**Task objective**
Translate this sentence from the passage on Northwest Indiana voting below into Spanish: "Although the Supreme Court has deemed much of the Voting Rights Act irrelevant, we really need a new, expanded one."
━━━━━ Passage to read ━━━━━
The real question, though, isn't whether there are flaws. It is why people keep voting for these flawed representatives. In Northwest Indiana, many people brag on this kind of voting with smug looks on their faces, clearly thinking their ignorance is "cute." It is not so cute for a black family whose reputation is smeared or crime victims who don't get justice because we put reprehensible in people in office time and time again.

Although the Supreme Court has deemed much of the Voting Rights Act irrelevant, we really need a new, expanded one. The Voting Rights Act is largely limited to "covered jurisdictions" based on a problematic history, and it forbids practices like gerrymandering and imposing a poll tax or literacy tests. While these protections are important, there is the question of how people are disenfranchised through lack of basic, civic knowledge.

When I ran for a political office in the 1990s, I encountered a lot of weird behavior. There was the smug insistence on voting for a known wife-beater (person, not t-shirt) because, "I knew him since he was in diapers." However, more troubling were people who were disenfranchised for low amounts of money.

When a woman told me should could not vote for me because she would lose her place as an election judge, I assumed this was a mighty position. After all, one would have to be paid a lot to be disenfranchised in exchange for the job. However, the job paid $50.00 for a grueling day of work. Some years might bring two opportunities ($100.00), but some brought none. Others gave up space in their yards for election signs--to the tune of $5.00 per election. Even people holding onto coveted municipal jobs were making a whopping $18,000 year--a salary easily matched (or beat) with honest work in a private-sector job with soul intact.

In the end, questioning of people brought one common theme: they honestly believed they could be observed in the voting booth. Maybe they were--many had stories of lost jobs and other repercussions following a vote. It seems more likely that a stray word about how one voted got back to the wrong person.

Northwest Indiana voters put up with a lot, seeing a lot and saying nothing. Someone knew--some spouse or employee or contractor--about the Buncich scandal before it erupted. But people said nothing. For years. Through multiple Buncich reigns.

Before that, a powerful county politician was controlled by one disgusting, corrupt family. Word was (as was told to me), the drunken patriarch had dangled the politician, a lawyer, from a high window by his feet to drive home the point that he would do the family's bidding. He obeyed (maybe liking not having his skull crashing down onto pavement) for years before he was caught. His misdeeds were public secrets, eliciting that sleazy, aren't-I-cute smile from any number of voters--until he was caught. He crashed so hard and fast that I was the only person civil enough to give him a few minutes at a fundraiser after the "public secret" became public. He ended up doing time in jail, and losing his Illinois and Indiana law licenses.
━━━━━ Excerpted data ━━━━━
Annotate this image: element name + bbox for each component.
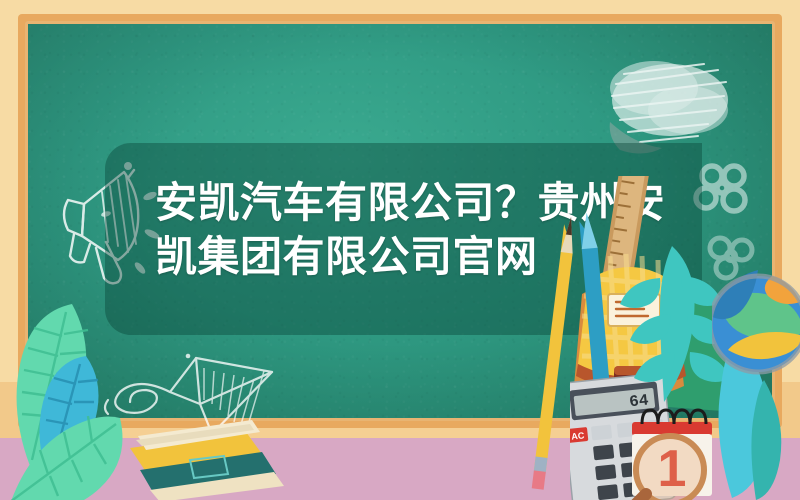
- world-globe-icon: [712, 258, 800, 390]
- svg-text:AC: AC: [571, 430, 585, 441]
- chalkboard-banner: 安凯汽车有限公司？贵州安 凯集团有限公司官网 安凯汽车有限公司？贵州安凯集团有限…: [0, 0, 800, 500]
- stacked-books-left: [128, 392, 378, 500]
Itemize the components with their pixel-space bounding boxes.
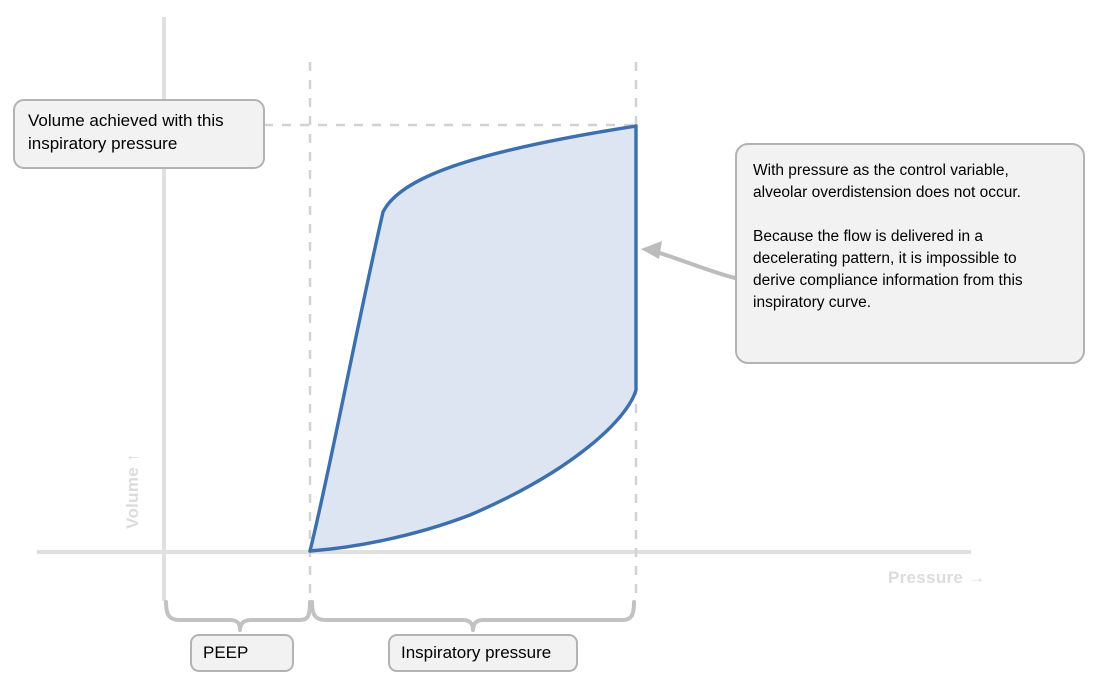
━━━━━
**Response to this exercise**
Aunque la Corte Suprema ha considerado irrelevante gran parte de la Ley de Derecho al Voto, realmente necesitamos una nueva y ampliada.